---------- Excerpted data
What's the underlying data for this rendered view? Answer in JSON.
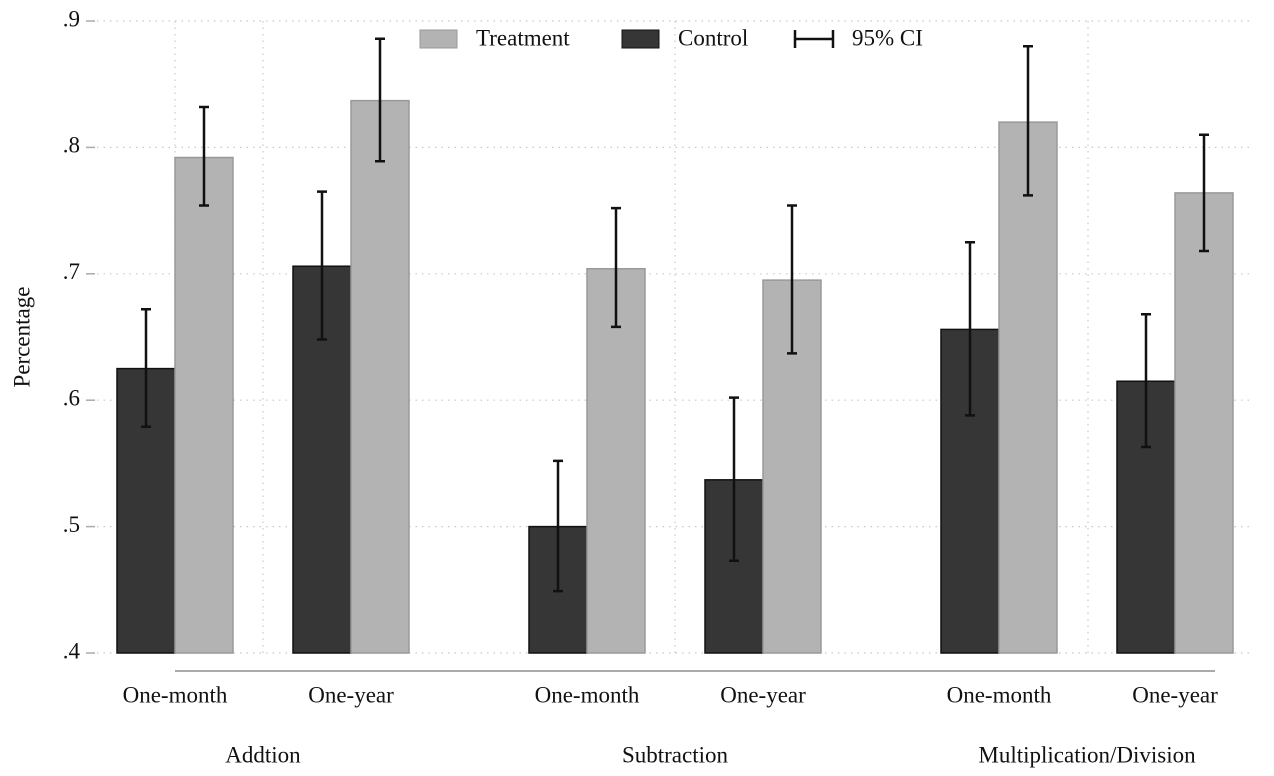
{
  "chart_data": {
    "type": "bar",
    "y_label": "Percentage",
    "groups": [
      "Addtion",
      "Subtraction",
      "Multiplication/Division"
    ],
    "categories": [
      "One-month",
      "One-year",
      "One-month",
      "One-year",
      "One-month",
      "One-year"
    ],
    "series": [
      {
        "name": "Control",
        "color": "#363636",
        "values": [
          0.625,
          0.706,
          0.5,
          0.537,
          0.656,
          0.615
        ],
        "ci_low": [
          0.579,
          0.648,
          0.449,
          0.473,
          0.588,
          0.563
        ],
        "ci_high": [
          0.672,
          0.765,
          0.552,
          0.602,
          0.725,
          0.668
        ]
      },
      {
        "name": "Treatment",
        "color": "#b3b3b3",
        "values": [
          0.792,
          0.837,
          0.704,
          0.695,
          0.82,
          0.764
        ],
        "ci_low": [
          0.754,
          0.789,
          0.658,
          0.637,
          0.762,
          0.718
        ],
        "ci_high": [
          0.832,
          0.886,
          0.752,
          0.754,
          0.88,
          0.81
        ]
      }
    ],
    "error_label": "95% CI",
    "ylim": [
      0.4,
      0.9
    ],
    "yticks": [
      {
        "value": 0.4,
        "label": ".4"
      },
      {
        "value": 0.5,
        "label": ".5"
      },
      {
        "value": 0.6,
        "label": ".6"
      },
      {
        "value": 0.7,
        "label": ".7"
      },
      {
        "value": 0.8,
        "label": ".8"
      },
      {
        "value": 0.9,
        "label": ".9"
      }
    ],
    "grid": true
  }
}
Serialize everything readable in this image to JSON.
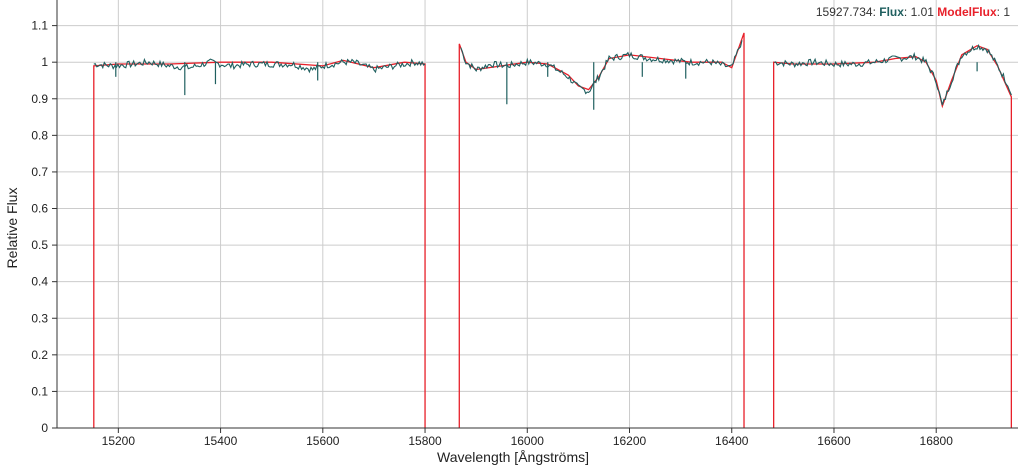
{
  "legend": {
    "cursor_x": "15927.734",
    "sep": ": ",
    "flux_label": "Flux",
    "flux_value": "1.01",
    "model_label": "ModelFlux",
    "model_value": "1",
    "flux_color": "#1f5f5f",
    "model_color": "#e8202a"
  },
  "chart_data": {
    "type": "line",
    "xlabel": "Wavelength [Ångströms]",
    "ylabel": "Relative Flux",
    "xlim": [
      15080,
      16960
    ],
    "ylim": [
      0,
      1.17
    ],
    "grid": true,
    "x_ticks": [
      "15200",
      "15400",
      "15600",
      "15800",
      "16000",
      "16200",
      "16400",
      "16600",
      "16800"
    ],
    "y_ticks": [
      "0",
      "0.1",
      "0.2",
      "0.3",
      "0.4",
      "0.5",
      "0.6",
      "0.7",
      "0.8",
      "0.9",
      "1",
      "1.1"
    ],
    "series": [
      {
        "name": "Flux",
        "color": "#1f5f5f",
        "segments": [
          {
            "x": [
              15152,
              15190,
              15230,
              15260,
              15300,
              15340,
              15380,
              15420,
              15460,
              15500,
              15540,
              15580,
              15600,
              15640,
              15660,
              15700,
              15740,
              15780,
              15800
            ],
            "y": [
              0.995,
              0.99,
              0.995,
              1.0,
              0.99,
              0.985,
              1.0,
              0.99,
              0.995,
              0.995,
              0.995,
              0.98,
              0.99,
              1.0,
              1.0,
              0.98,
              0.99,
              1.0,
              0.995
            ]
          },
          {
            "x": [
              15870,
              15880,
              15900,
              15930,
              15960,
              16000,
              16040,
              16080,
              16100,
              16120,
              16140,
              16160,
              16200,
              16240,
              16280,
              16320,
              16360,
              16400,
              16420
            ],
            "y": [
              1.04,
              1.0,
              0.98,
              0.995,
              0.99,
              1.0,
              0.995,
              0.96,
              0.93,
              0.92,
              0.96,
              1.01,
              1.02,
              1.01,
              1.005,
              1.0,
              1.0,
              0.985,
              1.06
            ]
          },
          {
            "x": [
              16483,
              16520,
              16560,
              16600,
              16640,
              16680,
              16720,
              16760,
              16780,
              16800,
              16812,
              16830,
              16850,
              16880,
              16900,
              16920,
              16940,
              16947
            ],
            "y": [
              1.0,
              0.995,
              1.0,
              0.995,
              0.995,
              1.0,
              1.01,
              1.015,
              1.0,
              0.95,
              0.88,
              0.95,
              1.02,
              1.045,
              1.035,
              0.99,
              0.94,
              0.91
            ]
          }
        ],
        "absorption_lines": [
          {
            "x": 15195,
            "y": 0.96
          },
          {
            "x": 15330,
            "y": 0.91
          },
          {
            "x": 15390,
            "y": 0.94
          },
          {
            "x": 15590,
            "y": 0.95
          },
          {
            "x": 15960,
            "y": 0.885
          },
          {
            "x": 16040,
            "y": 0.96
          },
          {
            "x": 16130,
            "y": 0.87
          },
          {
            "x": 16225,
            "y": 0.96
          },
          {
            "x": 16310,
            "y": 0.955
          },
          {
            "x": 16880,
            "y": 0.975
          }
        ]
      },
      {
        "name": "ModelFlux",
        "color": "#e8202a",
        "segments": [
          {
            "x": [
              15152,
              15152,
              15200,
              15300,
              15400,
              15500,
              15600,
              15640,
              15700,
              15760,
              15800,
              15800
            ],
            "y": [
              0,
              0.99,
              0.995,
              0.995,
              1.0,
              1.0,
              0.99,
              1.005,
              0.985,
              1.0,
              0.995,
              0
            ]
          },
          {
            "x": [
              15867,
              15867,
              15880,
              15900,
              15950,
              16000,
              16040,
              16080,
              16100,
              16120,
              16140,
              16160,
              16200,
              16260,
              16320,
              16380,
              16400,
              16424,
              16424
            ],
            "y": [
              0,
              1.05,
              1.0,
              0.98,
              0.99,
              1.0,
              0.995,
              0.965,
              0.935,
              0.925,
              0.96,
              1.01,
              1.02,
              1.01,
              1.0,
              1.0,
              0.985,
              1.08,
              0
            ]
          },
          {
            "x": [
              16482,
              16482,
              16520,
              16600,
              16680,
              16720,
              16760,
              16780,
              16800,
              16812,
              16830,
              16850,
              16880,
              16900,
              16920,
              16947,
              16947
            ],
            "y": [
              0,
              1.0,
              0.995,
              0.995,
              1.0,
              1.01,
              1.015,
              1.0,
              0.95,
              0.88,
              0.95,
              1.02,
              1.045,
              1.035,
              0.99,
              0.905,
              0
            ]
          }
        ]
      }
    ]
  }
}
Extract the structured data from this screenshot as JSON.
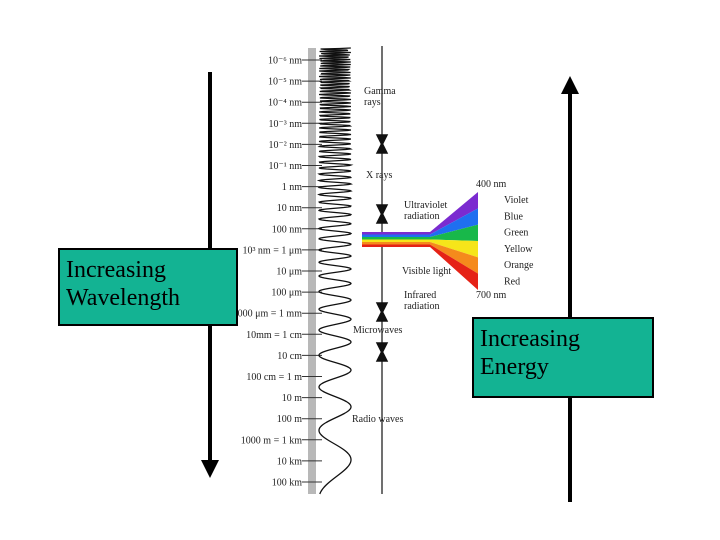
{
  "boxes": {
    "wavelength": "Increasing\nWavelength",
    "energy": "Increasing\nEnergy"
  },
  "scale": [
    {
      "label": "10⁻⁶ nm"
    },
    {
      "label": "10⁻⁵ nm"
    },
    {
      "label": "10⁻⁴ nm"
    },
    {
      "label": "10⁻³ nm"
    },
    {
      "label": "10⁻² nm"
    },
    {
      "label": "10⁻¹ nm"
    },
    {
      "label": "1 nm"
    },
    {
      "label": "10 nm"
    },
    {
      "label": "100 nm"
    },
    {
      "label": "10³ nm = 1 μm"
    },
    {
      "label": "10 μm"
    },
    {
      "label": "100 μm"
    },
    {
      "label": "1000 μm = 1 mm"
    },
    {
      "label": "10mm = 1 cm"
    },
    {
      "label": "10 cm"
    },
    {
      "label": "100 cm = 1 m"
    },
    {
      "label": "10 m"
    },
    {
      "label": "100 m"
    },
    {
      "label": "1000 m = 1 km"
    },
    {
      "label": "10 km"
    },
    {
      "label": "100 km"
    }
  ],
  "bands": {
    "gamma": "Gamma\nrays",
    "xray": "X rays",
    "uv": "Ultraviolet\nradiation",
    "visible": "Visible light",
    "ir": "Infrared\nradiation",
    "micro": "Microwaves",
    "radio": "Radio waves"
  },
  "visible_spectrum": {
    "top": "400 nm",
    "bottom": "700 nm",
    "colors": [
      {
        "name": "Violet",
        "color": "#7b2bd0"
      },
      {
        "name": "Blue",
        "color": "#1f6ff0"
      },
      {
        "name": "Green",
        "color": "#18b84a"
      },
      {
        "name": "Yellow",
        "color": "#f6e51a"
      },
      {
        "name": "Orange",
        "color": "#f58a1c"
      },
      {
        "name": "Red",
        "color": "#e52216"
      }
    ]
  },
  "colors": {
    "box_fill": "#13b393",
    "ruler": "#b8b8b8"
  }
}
--------------------
Instruction:
Go through the listing above and pull out each line containing the word "ModelFlux".

Output for this task:
    "model_label": "ModelFlux",
        "name": "ModelFlux",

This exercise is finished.